**CHALLENGE**
Please print all of the material below, word for word.

**RECORDS TO PROCESS**

--------

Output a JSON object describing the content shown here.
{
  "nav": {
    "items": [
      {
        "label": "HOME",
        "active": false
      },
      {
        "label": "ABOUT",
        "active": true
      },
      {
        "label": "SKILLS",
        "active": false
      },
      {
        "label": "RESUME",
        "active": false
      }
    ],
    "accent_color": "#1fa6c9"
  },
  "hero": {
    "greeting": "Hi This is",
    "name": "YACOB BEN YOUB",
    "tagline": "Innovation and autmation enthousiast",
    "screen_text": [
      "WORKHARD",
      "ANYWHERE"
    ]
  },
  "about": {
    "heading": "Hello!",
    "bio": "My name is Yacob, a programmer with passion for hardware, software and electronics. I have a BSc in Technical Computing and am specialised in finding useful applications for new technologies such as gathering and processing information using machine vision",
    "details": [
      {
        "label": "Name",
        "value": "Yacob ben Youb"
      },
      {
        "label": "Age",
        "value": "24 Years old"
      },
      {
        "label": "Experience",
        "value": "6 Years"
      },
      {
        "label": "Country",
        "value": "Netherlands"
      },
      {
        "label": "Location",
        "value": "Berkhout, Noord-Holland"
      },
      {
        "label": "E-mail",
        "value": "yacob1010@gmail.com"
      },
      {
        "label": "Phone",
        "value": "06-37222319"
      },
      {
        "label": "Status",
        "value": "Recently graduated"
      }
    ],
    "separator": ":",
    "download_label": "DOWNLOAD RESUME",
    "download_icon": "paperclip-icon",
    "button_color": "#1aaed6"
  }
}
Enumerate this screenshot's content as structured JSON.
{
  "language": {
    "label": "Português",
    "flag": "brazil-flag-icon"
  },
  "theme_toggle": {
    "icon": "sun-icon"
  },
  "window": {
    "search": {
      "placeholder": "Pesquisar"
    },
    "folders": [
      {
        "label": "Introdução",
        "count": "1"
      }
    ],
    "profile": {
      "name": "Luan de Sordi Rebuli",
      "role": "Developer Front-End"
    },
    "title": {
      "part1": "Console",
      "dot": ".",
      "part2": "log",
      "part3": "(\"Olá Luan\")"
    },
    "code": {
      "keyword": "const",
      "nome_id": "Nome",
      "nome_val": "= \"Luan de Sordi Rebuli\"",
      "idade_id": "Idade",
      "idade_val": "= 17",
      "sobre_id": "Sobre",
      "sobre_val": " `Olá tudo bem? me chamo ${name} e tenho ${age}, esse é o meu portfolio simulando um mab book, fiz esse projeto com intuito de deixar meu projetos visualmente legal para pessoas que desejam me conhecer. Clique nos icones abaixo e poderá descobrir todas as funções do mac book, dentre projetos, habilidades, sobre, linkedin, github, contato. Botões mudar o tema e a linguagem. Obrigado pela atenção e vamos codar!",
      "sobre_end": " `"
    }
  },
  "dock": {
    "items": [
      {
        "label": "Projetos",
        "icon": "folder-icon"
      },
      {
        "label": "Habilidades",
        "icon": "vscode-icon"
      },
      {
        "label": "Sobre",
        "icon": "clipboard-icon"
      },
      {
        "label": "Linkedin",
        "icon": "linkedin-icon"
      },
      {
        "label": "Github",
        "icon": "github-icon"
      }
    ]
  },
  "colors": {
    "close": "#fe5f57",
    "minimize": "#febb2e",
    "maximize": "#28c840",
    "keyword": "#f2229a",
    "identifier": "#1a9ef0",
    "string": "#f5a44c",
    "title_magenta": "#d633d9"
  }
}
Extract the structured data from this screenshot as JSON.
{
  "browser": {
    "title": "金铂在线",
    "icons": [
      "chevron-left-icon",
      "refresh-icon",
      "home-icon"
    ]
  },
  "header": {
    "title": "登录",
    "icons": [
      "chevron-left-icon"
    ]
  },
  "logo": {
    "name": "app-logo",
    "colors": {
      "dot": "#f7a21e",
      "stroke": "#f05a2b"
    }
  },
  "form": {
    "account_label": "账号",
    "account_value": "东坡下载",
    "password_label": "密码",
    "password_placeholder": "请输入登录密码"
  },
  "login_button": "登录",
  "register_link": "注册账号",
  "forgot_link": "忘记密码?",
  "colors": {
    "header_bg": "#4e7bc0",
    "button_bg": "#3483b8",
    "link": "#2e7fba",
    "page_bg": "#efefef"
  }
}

--------

**WRITTEN ANSWER**
Output a JSON object describing the content shown here.
{
  "nav": {
    "items": [
      {
        "label": "HOME",
        "active": false
      },
      {
        "label": "ABOUT",
        "active": true
      },
      {
        "label": "SKILLS",
        "active": false
      },
      {
        "label": "RESUME",
        "active": false
      }
    ],
    "accent_color": "#1fa6c9"
  },
  "hero": {
    "greeting": "Hi This is",
    "name": "YACOB BEN YOUB",
    "tagline": "Innovation and autmation enthousiast",
    "screen_text": [
      "WORKHARD",
      "ANYWHERE"
    ]
  },
  "about": {
    "heading": "Hello!",
    "bio": "My name is Yacob, a programmer with passion for hardware, software and electronics. I have a BSc in Technical Computing and am specialised in finding useful applications for new technologies such as gathering and processing information using machine vision",
    "details": [
      {
        "label": "Name",
        "value": "Yacob ben Youb"
      },
      {
        "label": "Age",
        "value": "24 Years old"
      },
      {
        "label": "Experience",
        "value": "6 Years"
      },
      {
        "label": "Country",
        "value": "Netherlands"
      },
      {
        "label": "Location",
        "value": "Berkhout, Noord-Holland"
      },
      {
        "label": "E-mail",
        "value": "yacob1010@gmail.com"
      },
      {
        "label": "Phone",
        "value": "06-37222319"
      },
      {
        "label": "Status",
        "value": "Recently graduated"
      }
    ],
    "separator": ":",
    "download_label": "DOWNLOAD RESUME",
    "download_icon": "paperclip-icon",
    "button_color": "#1aaed6"
  }
}
Enumerate this screenshot's content as structured JSON.
{
  "language": {
    "label": "Português",
    "flag": "brazil-flag-icon"
  },
  "theme_toggle": {
    "icon": "sun-icon"
  },
  "window": {
    "search": {
      "placeholder": "Pesquisar"
    },
    "folders": [
      {
        "label": "Introdução",
        "count": "1"
      }
    ],
    "profile": {
      "name": "Luan de Sordi Rebuli",
      "role": "Developer Front-End"
    },
    "title": {
      "part1": "Console",
      "dot": ".",
      "part2": "log",
      "part3": "(\"Olá Luan\")"
    },
    "code": {
      "keyword": "const",
      "nome_id": "Nome",
      "nome_val": "= \"Luan de Sordi Rebuli\"",
      "idade_id": "Idade",
      "idade_val": "= 17",
      "sobre_id": "Sobre",
      "sobre_val": " `Olá tudo bem? me chamo ${name} e tenho ${age}, esse é o meu portfolio simulando um mab book, fiz esse projeto com intuito de deixar meu projetos visualmente legal para pessoas que desejam me conhecer. Clique nos icones abaixo e poderá descobrir todas as funções do mac book, dentre projetos, habilidades, sobre, linkedin, github, contato. Botões mudar o tema e a linguagem. Obrigado pela atenção e vamos codar!",
      "sobre_end": " `"
    }
  },
  "dock": {
    "items": [
      {
        "label": "Projetos",
        "icon": "folder-icon"
      },
      {
        "label": "Habilidades",
        "icon": "vscode-icon"
      },
      {
        "label": "Sobre",
        "icon": "clipboard-icon"
      },
      {
        "label": "Linkedin",
        "icon": "linkedin-icon"
      },
      {
        "label": "Github",
        "icon": "github-icon"
      }
    ]
  },
  "colors": {
    "close": "#fe5f57",
    "minimize": "#febb2e",
    "maximize": "#28c840",
    "keyword": "#f2229a",
    "identifier": "#1a9ef0",
    "string": "#f5a44c",
    "title_magenta": "#d633d9"
  }
}
Extract the structured data from this screenshot as JSON.
{
  "browser": {
    "title": "金铂在线",
    "icons": [
      "chevron-left-icon",
      "refresh-icon",
      "home-icon"
    ]
  },
  "header": {
    "title": "登录",
    "icons": [
      "chevron-left-icon"
    ]
  },
  "logo": {
    "name": "app-logo",
    "colors": {
      "dot": "#f7a21e",
      "stroke": "#f05a2b"
    }
  },
  "form": {
    "account_label": "账号",
    "account_value": "东坡下载",
    "password_label": "密码",
    "password_placeholder": "请输入登录密码"
  },
  "login_button": "登录",
  "register_link": "注册账号",
  "forgot_link": "忘记密码?",
  "colors": {
    "header_bg": "#4e7bc0",
    "button_bg": "#3483b8",
    "link": "#2e7fba",
    "page_bg": "#efefef"
  }
}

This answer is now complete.